We naturally perform the same patterns of behavior unless we make a conscious effort to change. Without a behavior change, the result stays the same.
The definition of insanity is doing the same thing over and over and expecting a different result.
—Einstein, allegedly
The best near-miss I ever had.
I was born and raised in Caldwell County in western Kentucky. I left home to attend Murray State University in Murray, KY, where I crammed four years of college into four-and-a-half years, majoring in health and physical education with a minor in sociology. My original plan was to be a high school teacher and a football and wrestling coach but since I graduated in the middle of the academic year, I could not get hired. I had to find something to do.
I ended up working at the Kentucky State Penitentiary.
I worked there for a total of six months. I was initially hired as a correctional counselor, but the penitentiary human resources department first wanted to expose me to the security aspects of working in a prison. Fierce fights and killings were not unusual; I witnessed four of these violent events in my short time there. I’d never been around anything like it, and I hated the job. When I look back, however, I realize that job was the beginning of my journey in safety.
One day they told me, Sheridan, we’d like for you to take this inmate from Eddyville over to Madisonville,
which was a forty-five-minute drive to the northeast. The prison did not have the medical facilities the man required, and he needed transport to a civilian hospital. I’d be glad to,
I said. The inmate weighed about 160 pounds, and I weighed around 220 at the time. When I went to get him, I sized him up, decided he wasn’t much of a physical threat, and thought, This is gonna be a piece of cake.
He couldn’t overpower me. The odds were in my favor that I wasn’t going to have a problem with him.
The inmate and I had to pass through three security doors to get outside the prison walls. We walked through the first set, and at the second, I chained him up so he couldn’t escape. First, I wrapped a chain around his waist, then handcuffed him and attached the handcuffs to the chain. Finally, I shackled his legs. Given our size difference and his restraints, I figured he was no threat. As he shuffled outside behind me, I watched him look around, eyes as big as saucers, and I heard him softly say, Whoa.
It had been a long time since he had seen anything around him but prison walls.
As we approached the number one wall stand, the officer posted there said, Sheridan, here’s your gun.
I don’t want a gun,
I replied, to which he answered, Sheridan, it’s standard operating procedure. You will take a gun.
I’m not gonna shoot anybody. Why do you want me to take a gun?
No questions,
he replied. There’s no way you’re leaving here without a gun.
I took the gun grudgingly and dropped it, holster and all, in my pants pocket. I was determined not to attach the holster and gun to my belt. This man in chains was no threat to me, he couldn’t take off running, and I felt an internal pang that told me I could never take another person’s life.
The inmate and I went down the stairs to the state car, and the driver jumped out, pitched me the keys, and wished me good luck. I caught them, opened the back door, and the inmate slid in. Once I settled into the driver’s seat, I realized a plexiglass screen was all we had between us was. I thought, I’ve still got the day made. I’ve got one person to guard, a nice drive ahead, and it’s a gorgeous Kentucky July day.
We left the prison and headed out to Madisonville.

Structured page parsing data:
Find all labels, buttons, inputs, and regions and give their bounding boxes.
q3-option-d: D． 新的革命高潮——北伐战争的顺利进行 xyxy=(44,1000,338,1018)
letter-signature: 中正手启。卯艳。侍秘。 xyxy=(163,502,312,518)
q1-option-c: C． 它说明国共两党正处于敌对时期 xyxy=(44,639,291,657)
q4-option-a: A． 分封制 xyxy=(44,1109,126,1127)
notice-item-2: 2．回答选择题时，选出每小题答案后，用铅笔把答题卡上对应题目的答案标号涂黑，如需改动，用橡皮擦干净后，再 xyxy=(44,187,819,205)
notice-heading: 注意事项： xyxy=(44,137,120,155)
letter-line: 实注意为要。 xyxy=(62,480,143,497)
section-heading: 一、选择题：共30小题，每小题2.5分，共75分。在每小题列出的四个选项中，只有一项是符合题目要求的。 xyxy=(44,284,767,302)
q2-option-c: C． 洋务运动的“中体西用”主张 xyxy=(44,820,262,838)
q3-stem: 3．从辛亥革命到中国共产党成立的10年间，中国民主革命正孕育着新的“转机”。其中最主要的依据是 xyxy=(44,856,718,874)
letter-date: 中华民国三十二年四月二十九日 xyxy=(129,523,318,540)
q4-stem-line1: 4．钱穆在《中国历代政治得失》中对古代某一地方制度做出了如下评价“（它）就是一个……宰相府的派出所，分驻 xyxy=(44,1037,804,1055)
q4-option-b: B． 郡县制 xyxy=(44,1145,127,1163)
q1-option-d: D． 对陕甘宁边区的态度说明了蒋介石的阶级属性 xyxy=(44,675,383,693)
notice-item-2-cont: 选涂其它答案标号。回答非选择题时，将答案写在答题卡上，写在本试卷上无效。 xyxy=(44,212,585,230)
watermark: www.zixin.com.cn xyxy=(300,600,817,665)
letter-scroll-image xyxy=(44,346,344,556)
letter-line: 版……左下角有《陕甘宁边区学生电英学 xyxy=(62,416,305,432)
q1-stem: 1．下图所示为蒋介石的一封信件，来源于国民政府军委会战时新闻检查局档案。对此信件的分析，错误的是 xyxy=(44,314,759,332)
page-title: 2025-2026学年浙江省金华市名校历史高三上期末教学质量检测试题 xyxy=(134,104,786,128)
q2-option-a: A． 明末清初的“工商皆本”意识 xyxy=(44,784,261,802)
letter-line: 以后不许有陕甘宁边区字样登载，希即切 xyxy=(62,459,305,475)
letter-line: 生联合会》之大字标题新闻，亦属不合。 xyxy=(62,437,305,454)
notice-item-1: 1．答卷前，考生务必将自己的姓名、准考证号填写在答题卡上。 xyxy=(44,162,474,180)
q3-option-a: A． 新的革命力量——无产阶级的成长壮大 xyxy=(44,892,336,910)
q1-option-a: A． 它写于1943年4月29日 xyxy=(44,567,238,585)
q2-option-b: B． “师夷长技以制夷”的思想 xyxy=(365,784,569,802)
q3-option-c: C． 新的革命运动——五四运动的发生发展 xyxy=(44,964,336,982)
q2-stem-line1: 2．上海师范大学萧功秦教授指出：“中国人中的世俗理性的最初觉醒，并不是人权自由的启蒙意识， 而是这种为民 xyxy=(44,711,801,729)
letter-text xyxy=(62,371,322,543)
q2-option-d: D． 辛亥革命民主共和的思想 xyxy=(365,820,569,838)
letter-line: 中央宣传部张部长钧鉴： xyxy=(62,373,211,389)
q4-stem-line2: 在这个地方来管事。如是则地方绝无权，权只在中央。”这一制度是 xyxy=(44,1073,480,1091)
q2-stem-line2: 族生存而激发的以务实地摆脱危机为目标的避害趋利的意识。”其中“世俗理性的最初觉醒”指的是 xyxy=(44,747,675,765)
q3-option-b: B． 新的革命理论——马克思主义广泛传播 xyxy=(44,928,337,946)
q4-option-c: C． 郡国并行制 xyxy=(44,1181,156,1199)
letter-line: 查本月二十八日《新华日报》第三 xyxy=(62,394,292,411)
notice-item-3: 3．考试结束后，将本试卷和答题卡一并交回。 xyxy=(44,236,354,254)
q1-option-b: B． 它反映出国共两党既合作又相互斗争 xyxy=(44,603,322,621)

Questions to answer:
[1] Reproduce the passage word for word, starting at "I ended up working" and ending at "journey in safety.".
[2] Condense the paragraph of the passage that begins "I worked there for a total of six months" into a shorter version that keeps its main facts.
[3] According to the passage, how long was the drive from Eddyville to Madisonville?

Answers to each task:
[1]
I ended up working at the Kentucky State Penitentiary.
I worked there for a total of six months. I was initially hired as a correctional counselor, but the penitentiary human resources department first wanted to expose me to the security aspects of working in a prison. Fierce fights and killings were not unusual; I witnessed four of these violent events in my short time there. I’d never been around anything like it, and I hated the job. When I look back, however, I realize that job was the beginning of my journey in safety.

[2] I worked at the penitentiary for six months. I was hired as a correctional counselor, but human resources first had me learn the prison's security side. Fierce fights and killings were common, and I witnessed four of them. I hated the job, but I now see it as the start of my journey in safety.

[3] It was a forty-five-minute drive.